* **Entries**
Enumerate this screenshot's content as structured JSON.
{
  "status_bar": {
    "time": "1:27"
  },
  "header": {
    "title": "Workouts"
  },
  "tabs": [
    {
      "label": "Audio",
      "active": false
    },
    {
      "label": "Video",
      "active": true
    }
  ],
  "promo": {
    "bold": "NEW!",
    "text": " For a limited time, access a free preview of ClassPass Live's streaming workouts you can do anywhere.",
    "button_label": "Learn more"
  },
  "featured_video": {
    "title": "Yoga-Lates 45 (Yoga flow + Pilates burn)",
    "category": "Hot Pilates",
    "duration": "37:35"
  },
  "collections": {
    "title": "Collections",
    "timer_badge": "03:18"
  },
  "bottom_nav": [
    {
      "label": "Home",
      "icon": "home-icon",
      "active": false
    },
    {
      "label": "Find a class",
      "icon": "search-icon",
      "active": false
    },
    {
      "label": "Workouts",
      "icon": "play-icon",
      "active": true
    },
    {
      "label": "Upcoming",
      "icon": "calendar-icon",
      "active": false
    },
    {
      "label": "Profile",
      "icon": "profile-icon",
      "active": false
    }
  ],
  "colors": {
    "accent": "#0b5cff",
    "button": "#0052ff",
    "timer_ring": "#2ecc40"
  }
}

* **Task instructions**
Say, as a number only, how many lines of the data contain "title".

* **Expected answer**
3